Stated goal:
Reproduce all entries word for word.

Listing:
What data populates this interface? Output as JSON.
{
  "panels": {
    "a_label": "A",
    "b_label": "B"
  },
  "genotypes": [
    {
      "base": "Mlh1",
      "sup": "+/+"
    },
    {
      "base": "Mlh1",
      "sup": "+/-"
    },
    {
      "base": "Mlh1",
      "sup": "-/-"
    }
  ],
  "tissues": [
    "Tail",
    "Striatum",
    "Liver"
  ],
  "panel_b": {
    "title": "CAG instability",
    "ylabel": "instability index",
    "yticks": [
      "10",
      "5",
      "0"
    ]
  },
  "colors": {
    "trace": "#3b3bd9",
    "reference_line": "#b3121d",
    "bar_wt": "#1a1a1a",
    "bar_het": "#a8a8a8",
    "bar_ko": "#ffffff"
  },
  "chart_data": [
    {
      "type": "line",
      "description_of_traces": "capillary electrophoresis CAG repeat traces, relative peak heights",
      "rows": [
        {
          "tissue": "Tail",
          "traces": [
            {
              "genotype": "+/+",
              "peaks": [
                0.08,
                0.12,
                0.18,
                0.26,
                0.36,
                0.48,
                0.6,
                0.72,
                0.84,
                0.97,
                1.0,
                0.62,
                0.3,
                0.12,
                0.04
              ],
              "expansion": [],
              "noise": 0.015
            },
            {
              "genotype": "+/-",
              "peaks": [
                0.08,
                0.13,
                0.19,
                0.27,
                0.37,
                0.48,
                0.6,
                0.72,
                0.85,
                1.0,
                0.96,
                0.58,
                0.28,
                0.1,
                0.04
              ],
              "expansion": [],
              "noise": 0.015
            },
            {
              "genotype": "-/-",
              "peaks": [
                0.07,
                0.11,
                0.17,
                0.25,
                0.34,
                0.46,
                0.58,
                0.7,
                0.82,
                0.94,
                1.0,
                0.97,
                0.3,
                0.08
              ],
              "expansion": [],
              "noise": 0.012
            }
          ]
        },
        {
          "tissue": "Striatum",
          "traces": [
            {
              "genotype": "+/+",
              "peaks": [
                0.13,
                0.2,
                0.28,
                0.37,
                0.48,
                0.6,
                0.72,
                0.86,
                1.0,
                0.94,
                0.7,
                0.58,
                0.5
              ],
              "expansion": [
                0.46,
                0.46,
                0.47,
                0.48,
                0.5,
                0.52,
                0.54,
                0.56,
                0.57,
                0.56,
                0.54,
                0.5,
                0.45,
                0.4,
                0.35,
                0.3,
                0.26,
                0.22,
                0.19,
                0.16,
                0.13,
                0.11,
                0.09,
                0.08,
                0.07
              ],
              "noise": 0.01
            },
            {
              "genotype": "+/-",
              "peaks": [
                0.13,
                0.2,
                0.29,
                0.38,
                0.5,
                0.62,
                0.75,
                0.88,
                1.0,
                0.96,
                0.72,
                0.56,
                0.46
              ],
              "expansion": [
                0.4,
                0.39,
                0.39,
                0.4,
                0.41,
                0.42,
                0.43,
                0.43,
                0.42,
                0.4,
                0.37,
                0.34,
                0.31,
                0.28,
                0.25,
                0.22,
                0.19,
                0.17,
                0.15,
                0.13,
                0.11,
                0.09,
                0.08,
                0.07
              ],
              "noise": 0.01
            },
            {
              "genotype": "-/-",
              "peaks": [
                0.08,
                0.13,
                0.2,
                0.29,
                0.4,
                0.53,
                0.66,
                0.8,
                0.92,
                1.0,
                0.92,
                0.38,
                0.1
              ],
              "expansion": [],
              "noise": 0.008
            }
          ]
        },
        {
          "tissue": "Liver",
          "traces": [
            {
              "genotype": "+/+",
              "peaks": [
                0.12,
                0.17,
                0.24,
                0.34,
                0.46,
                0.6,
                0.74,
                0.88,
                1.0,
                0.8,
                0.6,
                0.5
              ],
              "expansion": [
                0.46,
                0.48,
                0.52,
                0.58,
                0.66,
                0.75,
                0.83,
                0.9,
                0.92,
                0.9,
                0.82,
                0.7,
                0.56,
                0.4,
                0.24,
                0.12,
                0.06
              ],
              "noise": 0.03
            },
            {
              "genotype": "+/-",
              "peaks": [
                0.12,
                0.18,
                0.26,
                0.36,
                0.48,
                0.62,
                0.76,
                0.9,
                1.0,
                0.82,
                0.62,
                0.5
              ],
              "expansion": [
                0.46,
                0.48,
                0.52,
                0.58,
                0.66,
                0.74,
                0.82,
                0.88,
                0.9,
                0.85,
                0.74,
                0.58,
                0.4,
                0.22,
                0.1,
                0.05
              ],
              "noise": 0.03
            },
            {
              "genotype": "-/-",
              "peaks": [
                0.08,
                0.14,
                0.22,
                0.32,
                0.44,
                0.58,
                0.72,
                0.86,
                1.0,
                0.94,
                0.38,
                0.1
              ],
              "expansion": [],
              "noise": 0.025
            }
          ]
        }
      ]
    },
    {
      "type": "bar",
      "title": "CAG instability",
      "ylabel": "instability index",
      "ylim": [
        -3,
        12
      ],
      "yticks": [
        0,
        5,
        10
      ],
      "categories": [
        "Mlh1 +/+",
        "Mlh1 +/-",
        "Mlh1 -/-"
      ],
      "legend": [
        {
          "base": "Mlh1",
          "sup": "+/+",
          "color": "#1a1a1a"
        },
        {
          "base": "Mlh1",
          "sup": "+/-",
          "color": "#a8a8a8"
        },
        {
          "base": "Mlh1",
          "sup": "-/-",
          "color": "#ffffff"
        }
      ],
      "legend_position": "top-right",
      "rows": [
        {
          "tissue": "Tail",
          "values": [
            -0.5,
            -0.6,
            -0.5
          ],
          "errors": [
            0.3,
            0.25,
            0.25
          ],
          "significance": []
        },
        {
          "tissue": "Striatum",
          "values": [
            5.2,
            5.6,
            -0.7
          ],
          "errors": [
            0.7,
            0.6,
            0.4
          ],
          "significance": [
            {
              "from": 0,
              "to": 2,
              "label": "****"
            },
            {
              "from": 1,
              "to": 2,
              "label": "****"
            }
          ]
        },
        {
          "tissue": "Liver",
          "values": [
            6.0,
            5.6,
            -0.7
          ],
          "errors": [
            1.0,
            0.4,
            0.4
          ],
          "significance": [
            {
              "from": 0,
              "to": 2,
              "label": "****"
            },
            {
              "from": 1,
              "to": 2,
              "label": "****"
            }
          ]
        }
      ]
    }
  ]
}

Exercise result:
What data populates this interface? Output as JSON.
{
  "panels": {
    "a_label": "A",
    "b_label": "B"
  },
  "genotypes": [
    {
      "base": "Mlh1",
      "sup": "+/+"
    },
    {
      "base": "Mlh1",
      "sup": "+/-"
    },
    {
      "base": "Mlh1",
      "sup": "-/-"
    }
  ],
  "tissues": [
    "Tail",
    "Striatum",
    "Liver"
  ],
  "panel_b": {
    "title": "CAG instability",
    "ylabel": "instability index",
    "yticks": [
      "10",
      "5",
      "0"
    ]
  },
  "colors": {
    "trace": "#3b3bd9",
    "reference_line": "#b3121d",
    "bar_wt": "#1a1a1a",
    "bar_het": "#a8a8a8",
    "bar_ko": "#ffffff"
  },
  "chart_data": [
    {
      "type": "line",
      "description_of_traces": "capillary electrophoresis CAG repeat traces, relative peak heights",
      "rows": [
        {
          "tissue": "Tail",
          "traces": [
            {
              "genotype": "+/+",
              "peaks": [
                0.08,
                0.12,
                0.18,
                0.26,
                0.36,
                0.48,
                0.6,
                0.72,
                0.84,
                0.97,
                1.0,
                0.62,
                0.3,
                0.12,
                0.04
              ],
              "expansion": [],
              "noise": 0.015
            },
            {
              "genotype": "+/-",
              "peaks": [
                0.08,
                0.13,
                0.19,
                0.27,
                0.37,
                0.48,
                0.6,
                0.72,
                0.85,
                1.0,
                0.96,
                0.58,
                0.28,
                0.1,
                0.04
              ],
              "expansion": [],
              "noise": 0.015
            },
            {
              "genotype": "-/-",
              "peaks": [
                0.07,
                0.11,
                0.17,
                0.25,
                0.34,
                0.46,
                0.58,
                0.7,
                0.82,
                0.94,
                1.0,
                0.97,
                0.3,
                0.08
              ],
              "expansion": [],
              "noise": 0.012
            }
          ]
        },
        {
          "tissue": "Striatum",
          "traces": [
            {
              "genotype": "+/+",
              "peaks": [
                0.13,
                0.2,
                0.28,
                0.37,
                0.48,
                0.6,
                0.72,
                0.86,
                1.0,
                0.94,
                0.7,
                0.58,
                0.5
              ],
              "expansion": [
                0.46,
                0.46,
                0.47,
                0.48,
                0.5,
                0.52,
                0.54,
                0.56,
                0.57,
                0.56,
                0.54,
                0.5,
                0.45,
                0.4,
                0.35,
                0.3,
                0.26,
                0.22,
                0.19,
                0.16,
                0.13,
                0.11,
                0.09,
                0.08,
                0.07
              ],
              "noise": 0.01
            },
            {
              "genotype": "+/-",
              "peaks": [
                0.13,
                0.2,
                0.29,
                0.38,
                0.5,
                0.62,
                0.75,
                0.88,
                1.0,
                0.96,
                0.72,
                0.56,
                0.46
              ],
              "expansion": [
                0.4,
                0.39,
                0.39,
                0.4,
                0.41,
                0.42,
                0.43,
                0.43,
                0.42,
                0.4,
                0.37,
                0.34,
                0.31,
                0.28,
                0.25,
                0.22,
                0.19,
                0.17,
                0.15,
                0.13,
                0.11,
                0.09,
                0.08,
                0.07
              ],
              "noise": 0.01
            },
            {
              "genotype": "-/-",
              "peaks": [
                0.08,
                0.13,
                0.2,
                0.29,
                0.4,
                0.53,
                0.66,
                0.8,
                0.92,
                1.0,
                0.92,
                0.38,
                0.1
              ],
              "expansion": [],
              "noise": 0.008
            }
          ]
        },
        {
          "tissue": "Liver",
          "traces": [
            {
              "genotype": "+/+",
              "peaks": [
                0.12,
                0.17,
                0.24,
                0.34,
                0.46,
                0.6,
                0.74,
                0.88,
                1.0,
                0.8,
                0.6,
                0.5
              ],
              "expansion": [
                0.46,
                0.48,
                0.52,
                0.58,
                0.66,
                0.75,
                0.83,
                0.9,
                0.92,
                0.9,
                0.82,
                0.7,
                0.56,
                0.4,
                0.24,
                0.12,
                0.06
              ],
              "noise": 0.03
            },
            {
              "genotype": "+/-",
              "peaks": [
                0.12,
                0.18,
                0.26,
                0.36,
                0.48,
                0.62,
                0.76,
                0.9,
                1.0,
                0.82,
                0.62,
                0.5
              ],
              "expansion": [
                0.46,
                0.48,
                0.52,
                0.58,
                0.66,
                0.74,
                0.82,
                0.88,
                0.9,
                0.85,
                0.74,
                0.58,
                0.4,
                0.22,
                0.1,
                0.05
              ],
              "noise": 0.03
            },
            {
              "genotype": "-/-",
              "peaks": [
                0.08,
                0.14,
                0.22,
                0.32,
                0.44,
                0.58,
                0.72,
                0.86,
                1.0,
                0.94,
                0.38,
                0.1
              ],
              "expansion": [],
              "noise": 0.025
            }
          ]
        }
      ]
    },
    {
      "type": "bar",
      "title": "CAG instability",
      "ylabel": "instability index",
      "ylim": [
        -3,
        12
      ],
      "yticks": [
        0,
        5,
        10
      ],
      "categories": [
        "Mlh1 +/+",
        "Mlh1 +/-",
        "Mlh1 -/-"
      ],
      "legend": [
        {
          "base": "Mlh1",
          "sup": "+/+",
          "color": "#1a1a1a"
        },
        {
          "base": "Mlh1",
          "sup": "+/-",
          "color": "#a8a8a8"
        },
        {
          "base": "Mlh1",
          "sup": "-/-",
          "color": "#ffffff"
        }
      ],
      "legend_position": "top-right",
      "rows": [
        {
          "tissue": "Tail",
          "values": [
            -0.5,
            -0.6,
            -0.5
          ],
          "errors": [
            0.3,
            0.25,
            0.25
          ],
          "significance": []
        },
        {
          "tissue": "Striatum",
          "values": [
            5.2,
            5.6,
            -0.7
          ],
          "errors": [
            0.7,
            0.6,
            0.4
          ],
          "significance": [
            {
              "from": 0,
              "to": 2,
              "label": "****"
            },
            {
              "from": 1,
              "to": 2,
              "label": "****"
            }
          ]
        },
        {
          "tissue": "Liver",
          "values": [
            6.0,
            5.6,
            -0.7
          ],
          "errors": [
            1.0,
            0.4,
            0.4
          ],
          "significance": [
            {
              "from": 0,
              "to": 2,
              "label": "****"
            },
            {
              "from": 1,
              "to": 2,
              "label": "****"
            }
          ]
        }
      ]
    }
  ]
}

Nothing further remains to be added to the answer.